◆ **練習問題**
A – 本文で燃料価格の総合値に含まれるとされているものを、すべて挙げてください。
B – 本文によると、FAOの食料価格指数は2020年12月段階でいくつになりましたか。
C – 本文の「このところ全世界的に食料品の」から「上昇しているのは間違いない。」までを、両端の語句も含めてそのまま書き写してください。

新型コロナウイルス感染症拡大の危機によって経済が深刻な打撃を受けているにもかかわらず、全世界的に食料やエネルギーの価格が高騰している。コロナ危機発生直後は、需要の極端な減少で価格が暴落し、全世界的にデフレが進行するとの声が多かったが、これは単なるイメージでしかない。確かに販売不振で価格が低下する商品もあるが、ビジネスの維持に必要となる必需品は、むしろ供給がタイトになり、不景気であるにもかかわらず物価上昇が進むケースが多い。
このところ全世界的に食料品の価格が急上昇している。国連食糧農業機関(FAO)が算出している食料価格指数(2014~2016年=100)は、2020年12月段階で107.5となり、2020年5月との比較で18%も上昇した。同指数はコロナ危機が深刻化した2020年前半に下落したが、すでにコロナ前の水準を突破する状況となっている。
価格高騰は食料品だけの現象ではなく、コモディティ全般に広がっている。IMF(国際通貨基金)の調査によると、金属類は2020年11月時点で5月との比較で24%の上昇、燃料(原油や天然ガス、石炭の総合値)価格は90%近くの上昇となっている。天然ガスについては寒波による中国や韓国の輸入急増やプラントのトラブルといった特殊要因があるが、多くの商品価格が上昇しているのは間違いない。

(データセット項目)
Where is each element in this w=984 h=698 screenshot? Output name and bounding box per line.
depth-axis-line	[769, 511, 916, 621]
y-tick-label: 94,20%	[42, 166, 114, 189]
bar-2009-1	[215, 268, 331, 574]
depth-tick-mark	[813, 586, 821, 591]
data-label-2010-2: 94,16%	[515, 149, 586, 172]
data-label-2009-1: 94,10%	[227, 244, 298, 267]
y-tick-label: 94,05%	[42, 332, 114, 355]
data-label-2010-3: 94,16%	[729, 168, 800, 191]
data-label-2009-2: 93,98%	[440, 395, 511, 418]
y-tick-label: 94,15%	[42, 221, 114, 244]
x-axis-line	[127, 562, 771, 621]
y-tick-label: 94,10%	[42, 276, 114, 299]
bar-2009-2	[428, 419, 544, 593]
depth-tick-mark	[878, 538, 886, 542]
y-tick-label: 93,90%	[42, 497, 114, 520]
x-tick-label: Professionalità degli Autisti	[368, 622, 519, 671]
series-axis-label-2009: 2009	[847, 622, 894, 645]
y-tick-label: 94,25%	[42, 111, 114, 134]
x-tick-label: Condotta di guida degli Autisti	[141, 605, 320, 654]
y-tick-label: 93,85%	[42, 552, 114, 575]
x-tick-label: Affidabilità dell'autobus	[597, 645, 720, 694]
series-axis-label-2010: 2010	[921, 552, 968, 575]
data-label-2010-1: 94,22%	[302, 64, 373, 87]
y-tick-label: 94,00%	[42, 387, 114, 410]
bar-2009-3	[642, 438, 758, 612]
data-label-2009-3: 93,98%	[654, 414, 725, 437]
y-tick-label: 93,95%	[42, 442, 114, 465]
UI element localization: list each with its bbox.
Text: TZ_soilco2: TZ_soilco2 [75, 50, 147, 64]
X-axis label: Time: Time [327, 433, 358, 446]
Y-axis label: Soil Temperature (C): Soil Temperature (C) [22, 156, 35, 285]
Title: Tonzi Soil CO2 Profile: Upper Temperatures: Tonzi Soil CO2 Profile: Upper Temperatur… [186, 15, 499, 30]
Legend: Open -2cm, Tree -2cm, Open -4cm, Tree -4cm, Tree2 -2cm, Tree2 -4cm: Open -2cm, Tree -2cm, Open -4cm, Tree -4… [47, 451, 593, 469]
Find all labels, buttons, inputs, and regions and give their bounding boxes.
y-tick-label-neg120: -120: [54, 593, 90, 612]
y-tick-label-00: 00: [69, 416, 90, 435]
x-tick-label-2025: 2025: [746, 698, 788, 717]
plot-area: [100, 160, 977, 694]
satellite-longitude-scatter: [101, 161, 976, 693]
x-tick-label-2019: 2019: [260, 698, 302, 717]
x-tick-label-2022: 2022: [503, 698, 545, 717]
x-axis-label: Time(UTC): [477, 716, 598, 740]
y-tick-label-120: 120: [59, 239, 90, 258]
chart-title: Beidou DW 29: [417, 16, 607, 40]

◆ **各問の解答**
A – 原油、天然ガス、石炭

B – 107.5です。

C –
このところ全世界的に食料品の価格が急上昇している。国連食糧農業機関(FAO)が算出している食料価格指数(2014~2016年=100)は、2020年12月段階で107.5となり、2020年5月との比較で18%も上昇した。同指数はコロナ危機が深刻化した2020年前半に下落したが、すでにコロナ前の水準を突破する状況となっている。
価格高騰は食料品だけの現象ではなく、コモディティ全般に広がっている。IMF(国際通貨基金)の調査によると、金属類は2020年11月時点で5月との比較で24%の上昇、燃料(原油や天然ガス、石炭の総合値)価格は90%近くの上昇となっている。天然ガスについては寒波による中国や韓国の輸入急増やプラントのトラブルといった特殊要因があるが、多くの商品価格が上昇しているのは間違いない。